* [What to do]
Spot each line in the records below where the word "direction" occurs, then copy it.

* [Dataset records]

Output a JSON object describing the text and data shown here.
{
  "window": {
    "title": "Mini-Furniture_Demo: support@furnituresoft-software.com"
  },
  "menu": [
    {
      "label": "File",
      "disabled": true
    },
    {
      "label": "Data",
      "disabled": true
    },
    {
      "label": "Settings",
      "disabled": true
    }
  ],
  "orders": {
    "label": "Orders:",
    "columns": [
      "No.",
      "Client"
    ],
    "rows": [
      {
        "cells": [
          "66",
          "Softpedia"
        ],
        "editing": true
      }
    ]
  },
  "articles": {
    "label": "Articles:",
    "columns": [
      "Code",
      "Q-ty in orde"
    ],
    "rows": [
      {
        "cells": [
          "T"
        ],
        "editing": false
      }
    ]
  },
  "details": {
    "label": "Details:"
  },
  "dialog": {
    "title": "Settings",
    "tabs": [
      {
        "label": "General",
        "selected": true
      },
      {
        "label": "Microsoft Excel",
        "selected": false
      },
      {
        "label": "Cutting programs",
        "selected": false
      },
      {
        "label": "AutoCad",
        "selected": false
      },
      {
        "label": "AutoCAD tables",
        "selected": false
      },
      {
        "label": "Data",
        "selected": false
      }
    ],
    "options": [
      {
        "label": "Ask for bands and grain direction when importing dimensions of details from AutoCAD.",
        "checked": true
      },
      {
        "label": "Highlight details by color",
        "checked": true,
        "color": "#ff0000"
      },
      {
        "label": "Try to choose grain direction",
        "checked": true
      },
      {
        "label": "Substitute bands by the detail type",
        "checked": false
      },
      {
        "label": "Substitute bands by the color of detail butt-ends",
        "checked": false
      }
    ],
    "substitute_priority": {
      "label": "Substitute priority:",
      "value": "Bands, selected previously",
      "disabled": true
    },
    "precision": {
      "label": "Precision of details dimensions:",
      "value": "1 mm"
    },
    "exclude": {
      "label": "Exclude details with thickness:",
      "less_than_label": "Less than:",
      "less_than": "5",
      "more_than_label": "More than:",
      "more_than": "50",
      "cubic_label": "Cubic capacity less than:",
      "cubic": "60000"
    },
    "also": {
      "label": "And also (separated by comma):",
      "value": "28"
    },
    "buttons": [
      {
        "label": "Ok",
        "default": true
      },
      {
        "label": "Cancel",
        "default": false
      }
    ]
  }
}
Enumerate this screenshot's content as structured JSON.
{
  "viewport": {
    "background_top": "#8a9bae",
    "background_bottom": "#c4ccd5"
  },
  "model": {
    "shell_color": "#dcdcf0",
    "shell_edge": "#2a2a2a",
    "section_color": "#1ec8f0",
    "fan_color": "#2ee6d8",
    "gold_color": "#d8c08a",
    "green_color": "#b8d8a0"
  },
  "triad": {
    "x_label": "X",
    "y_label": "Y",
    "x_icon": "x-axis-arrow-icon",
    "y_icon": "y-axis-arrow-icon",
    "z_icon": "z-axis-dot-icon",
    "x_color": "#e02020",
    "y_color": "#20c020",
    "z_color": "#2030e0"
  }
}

* [Solution to the exercise]
        "label": "Ask for bands and grain direction when importing dimensions of details from AutoCAD.",
        "label": "Try to choose grain direction",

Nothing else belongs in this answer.